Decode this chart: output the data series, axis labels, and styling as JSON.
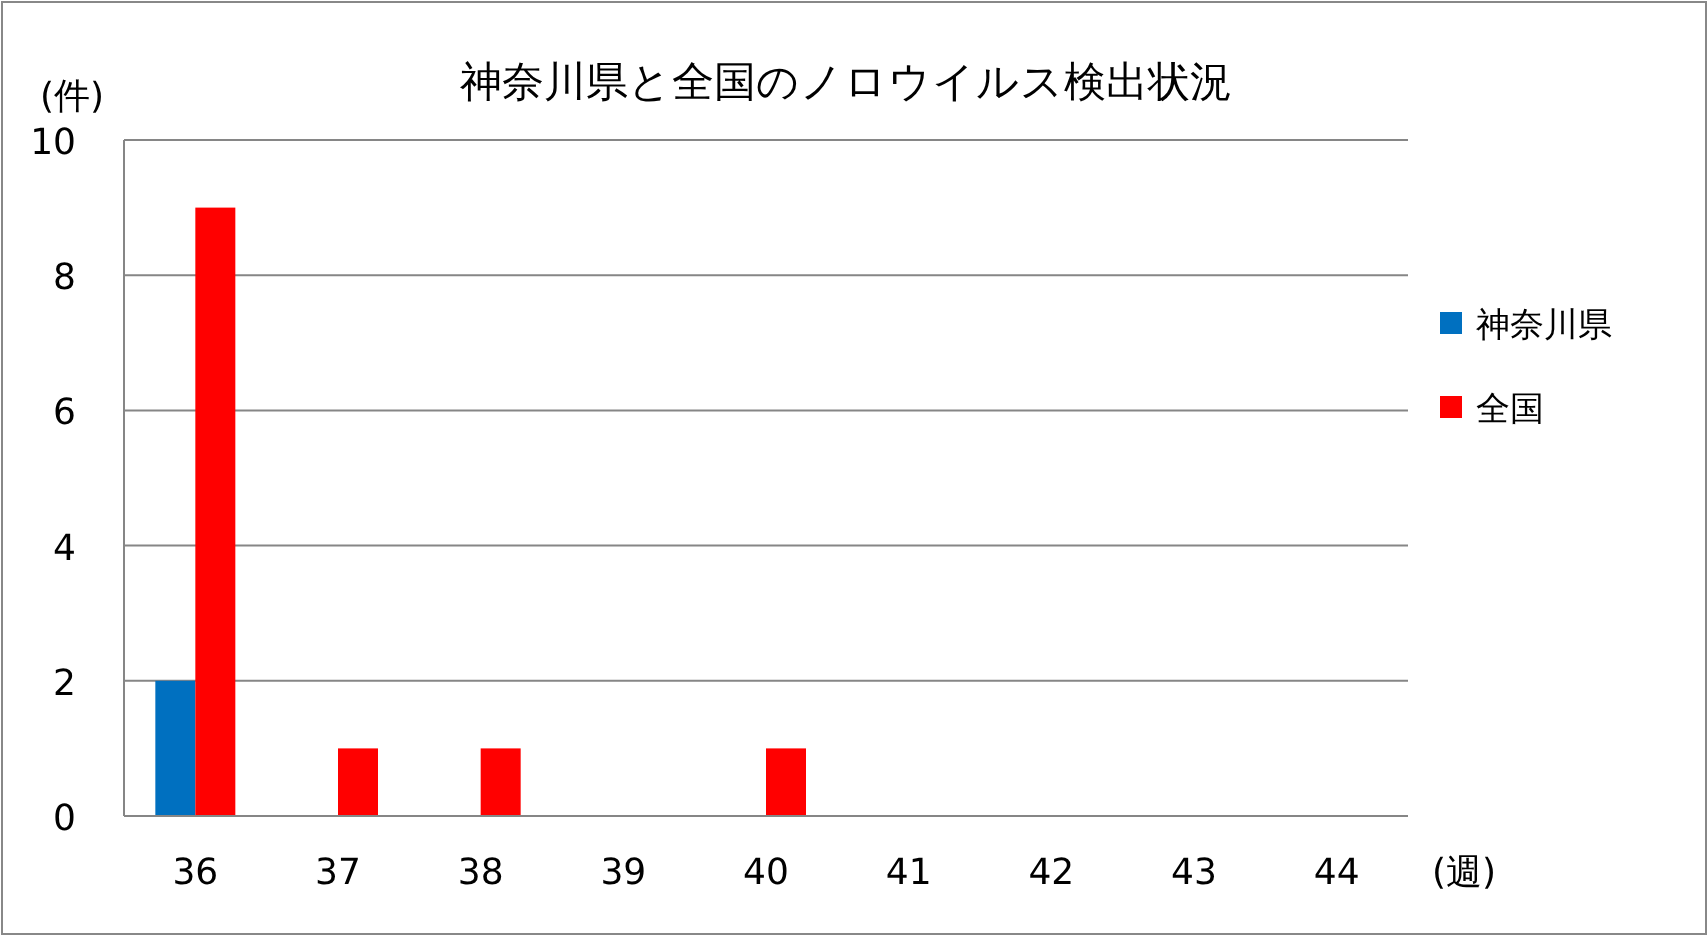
{
  "chart_data": {
    "type": "bar",
    "title": "神奈川県と全国のノロウイルス検出状況",
    "xlabel": "(週)",
    "ylabel": "(件)",
    "categories": [
      "36",
      "37",
      "38",
      "39",
      "40",
      "41",
      "42",
      "43",
      "44"
    ],
    "series": [
      {
        "name": "神奈川県",
        "color": "#0070c0",
        "values": [
          2,
          0,
          0,
          0,
          0,
          0,
          0,
          0,
          0
        ]
      },
      {
        "name": "全国",
        "color": "#ff0000",
        "values": [
          9,
          1,
          1,
          0,
          1,
          0,
          0,
          0,
          0
        ]
      }
    ],
    "ylim": [
      0,
      10
    ],
    "yticks": [
      0,
      2,
      4,
      6,
      8,
      10
    ],
    "grid": "y",
    "legend": "right"
  }
}
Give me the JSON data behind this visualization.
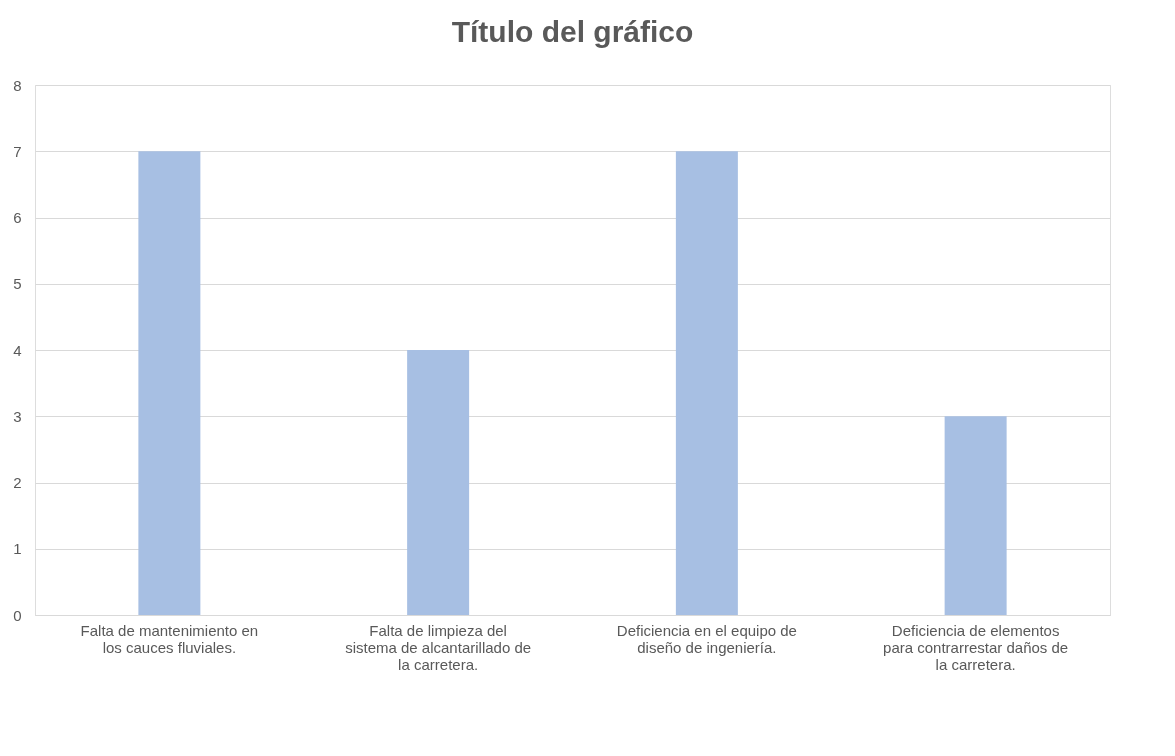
{
  "chart_data": {
    "type": "bar",
    "title": "Título del gráfico",
    "categories": [
      "Falta de mantenimiento en los cauces fluviales.",
      "Falta de limpieza del sistema de alcantarillado de la carretera.",
      "Deficiencia en el equipo de diseño de ingeniería.",
      "Deficiencia de elementos para contrarrestar daños de la carretera."
    ],
    "values": [
      7,
      4,
      7,
      3
    ],
    "color": "#a7bfe3",
    "ylim": [
      0,
      8
    ],
    "yticks": [
      0,
      1,
      2,
      3,
      4,
      5,
      6,
      7,
      8
    ],
    "grid": "y"
  }
}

________________________________________

● What you will do: Nothing but the lines from the one holding "Give me the" through the last line of the entries should be written out, exactly and inclusively, minus the pictures.

● The completed task:
Give me the JSON data behind this visualization.
{
  "chart_data": {
    "type": "bar",
    "title": "Título del gráfico",
    "categories": [
      "Falta de mantenimiento en los cauces fluviales.",
      "Falta de limpieza del sistema de alcantarillado de la carretera.",
      "Deficiencia en el equipo de diseño de ingeniería.",
      "Deficiencia de elementos para contrarrestar daños de la carretera."
    ],
    "values": [
      7,
      4,
      7,
      3
    ],
    "color": "#a7bfe3",
    "ylim": [
      0,
      8
    ],
    "yticks": [
      0,
      1,
      2,
      3,
      4,
      5,
      6,
      7,
      8
    ],
    "grid": "y"
  }
}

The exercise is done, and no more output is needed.